> EXERCISE BRIEF: Identify the lines bearing the string "this" and gather them.

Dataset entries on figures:

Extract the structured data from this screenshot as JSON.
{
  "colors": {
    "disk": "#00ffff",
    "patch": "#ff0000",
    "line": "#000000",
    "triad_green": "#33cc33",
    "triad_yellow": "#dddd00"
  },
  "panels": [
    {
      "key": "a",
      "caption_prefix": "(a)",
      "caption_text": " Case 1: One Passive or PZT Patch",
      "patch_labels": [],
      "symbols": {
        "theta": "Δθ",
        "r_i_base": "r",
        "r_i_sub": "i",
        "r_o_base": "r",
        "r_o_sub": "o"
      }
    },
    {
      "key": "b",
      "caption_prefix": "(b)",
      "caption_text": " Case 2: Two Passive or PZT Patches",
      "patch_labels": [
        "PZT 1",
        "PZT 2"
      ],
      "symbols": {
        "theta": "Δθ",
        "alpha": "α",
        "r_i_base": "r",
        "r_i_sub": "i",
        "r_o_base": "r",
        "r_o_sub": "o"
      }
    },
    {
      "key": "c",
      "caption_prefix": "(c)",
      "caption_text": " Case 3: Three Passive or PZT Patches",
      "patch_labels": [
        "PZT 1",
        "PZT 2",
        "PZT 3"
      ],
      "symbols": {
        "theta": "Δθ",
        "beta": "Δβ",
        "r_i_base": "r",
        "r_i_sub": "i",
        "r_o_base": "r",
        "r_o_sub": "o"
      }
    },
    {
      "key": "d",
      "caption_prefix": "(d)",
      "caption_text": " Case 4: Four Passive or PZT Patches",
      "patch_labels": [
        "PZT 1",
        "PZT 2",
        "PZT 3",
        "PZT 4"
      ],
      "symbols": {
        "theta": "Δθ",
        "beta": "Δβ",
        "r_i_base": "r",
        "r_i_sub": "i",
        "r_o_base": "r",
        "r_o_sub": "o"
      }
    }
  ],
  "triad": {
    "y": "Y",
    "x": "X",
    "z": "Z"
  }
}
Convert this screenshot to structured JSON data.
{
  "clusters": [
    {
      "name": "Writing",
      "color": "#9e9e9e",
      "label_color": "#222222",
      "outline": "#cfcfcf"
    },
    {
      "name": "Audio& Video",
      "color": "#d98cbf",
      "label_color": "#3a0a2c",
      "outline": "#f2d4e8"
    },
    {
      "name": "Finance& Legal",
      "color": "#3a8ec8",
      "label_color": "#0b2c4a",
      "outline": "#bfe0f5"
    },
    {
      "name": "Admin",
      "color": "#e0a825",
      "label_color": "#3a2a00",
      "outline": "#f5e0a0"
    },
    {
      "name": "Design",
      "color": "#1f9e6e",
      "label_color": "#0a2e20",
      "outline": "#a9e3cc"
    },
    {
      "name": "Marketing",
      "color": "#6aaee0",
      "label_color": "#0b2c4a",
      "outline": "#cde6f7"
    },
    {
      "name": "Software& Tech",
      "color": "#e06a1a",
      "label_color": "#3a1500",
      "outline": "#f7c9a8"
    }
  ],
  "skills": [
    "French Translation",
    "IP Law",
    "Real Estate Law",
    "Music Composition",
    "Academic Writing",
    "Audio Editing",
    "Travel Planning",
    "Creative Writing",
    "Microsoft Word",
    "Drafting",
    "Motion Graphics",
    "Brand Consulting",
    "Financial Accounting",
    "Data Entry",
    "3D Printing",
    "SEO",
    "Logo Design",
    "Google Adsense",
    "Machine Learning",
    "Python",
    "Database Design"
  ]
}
* * *
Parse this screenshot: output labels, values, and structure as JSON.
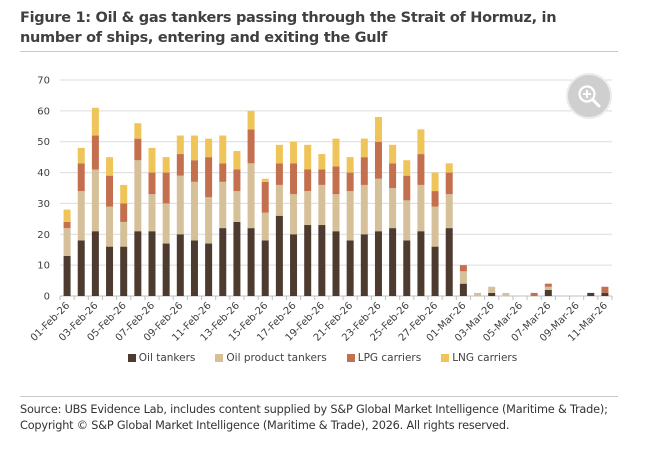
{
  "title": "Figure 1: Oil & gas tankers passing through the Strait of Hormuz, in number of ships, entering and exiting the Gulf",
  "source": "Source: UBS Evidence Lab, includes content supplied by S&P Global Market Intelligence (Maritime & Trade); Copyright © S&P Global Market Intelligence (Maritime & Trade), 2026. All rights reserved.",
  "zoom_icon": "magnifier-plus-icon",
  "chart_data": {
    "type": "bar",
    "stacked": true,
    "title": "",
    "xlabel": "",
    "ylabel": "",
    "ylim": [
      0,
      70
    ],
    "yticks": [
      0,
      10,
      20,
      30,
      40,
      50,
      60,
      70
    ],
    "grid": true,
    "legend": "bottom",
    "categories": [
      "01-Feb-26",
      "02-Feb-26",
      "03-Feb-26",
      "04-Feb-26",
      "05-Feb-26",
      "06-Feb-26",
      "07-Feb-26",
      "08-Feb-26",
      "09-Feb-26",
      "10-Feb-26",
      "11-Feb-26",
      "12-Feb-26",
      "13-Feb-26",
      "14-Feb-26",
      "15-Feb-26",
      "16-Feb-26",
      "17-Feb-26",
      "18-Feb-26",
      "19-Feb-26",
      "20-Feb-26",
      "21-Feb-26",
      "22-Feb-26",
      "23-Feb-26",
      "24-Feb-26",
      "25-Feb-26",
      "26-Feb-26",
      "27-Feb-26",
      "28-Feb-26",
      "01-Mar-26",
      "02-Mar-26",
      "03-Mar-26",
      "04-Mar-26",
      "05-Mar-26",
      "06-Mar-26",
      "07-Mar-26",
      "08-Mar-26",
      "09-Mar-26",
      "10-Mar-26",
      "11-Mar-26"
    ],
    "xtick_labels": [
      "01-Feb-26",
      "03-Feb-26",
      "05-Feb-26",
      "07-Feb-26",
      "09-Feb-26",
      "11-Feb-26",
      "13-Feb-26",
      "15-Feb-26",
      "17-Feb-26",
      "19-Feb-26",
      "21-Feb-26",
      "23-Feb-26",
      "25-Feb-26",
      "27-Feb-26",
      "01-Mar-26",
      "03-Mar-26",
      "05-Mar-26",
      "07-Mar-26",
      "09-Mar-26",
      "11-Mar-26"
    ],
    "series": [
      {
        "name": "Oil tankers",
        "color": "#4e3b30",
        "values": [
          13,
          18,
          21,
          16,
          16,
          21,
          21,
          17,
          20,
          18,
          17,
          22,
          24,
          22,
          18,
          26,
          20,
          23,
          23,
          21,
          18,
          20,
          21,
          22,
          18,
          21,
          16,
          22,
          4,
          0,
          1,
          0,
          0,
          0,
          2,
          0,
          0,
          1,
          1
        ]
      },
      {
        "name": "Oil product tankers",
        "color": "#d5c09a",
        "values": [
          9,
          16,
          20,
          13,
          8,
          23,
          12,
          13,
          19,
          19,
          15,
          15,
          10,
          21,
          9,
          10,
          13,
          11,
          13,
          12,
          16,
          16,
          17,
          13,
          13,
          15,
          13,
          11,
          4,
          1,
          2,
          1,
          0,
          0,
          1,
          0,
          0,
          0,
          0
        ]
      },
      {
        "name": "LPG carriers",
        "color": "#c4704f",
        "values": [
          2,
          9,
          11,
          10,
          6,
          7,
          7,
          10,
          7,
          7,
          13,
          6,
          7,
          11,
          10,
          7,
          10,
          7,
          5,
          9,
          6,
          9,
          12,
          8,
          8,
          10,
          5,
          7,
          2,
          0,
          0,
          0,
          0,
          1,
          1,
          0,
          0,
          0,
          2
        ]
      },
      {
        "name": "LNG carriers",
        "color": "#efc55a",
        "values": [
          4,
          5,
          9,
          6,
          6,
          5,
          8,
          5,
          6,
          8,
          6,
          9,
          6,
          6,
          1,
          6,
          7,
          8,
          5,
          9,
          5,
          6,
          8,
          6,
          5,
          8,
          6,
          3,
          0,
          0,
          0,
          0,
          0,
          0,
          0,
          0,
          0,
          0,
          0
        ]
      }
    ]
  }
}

> CORRECT OUTPUT:
Extract the structured data from this screenshot as JSON.
Convert this screenshot to structured JSON data.
Parse this screenshot: output labels, values, and structure as JSON.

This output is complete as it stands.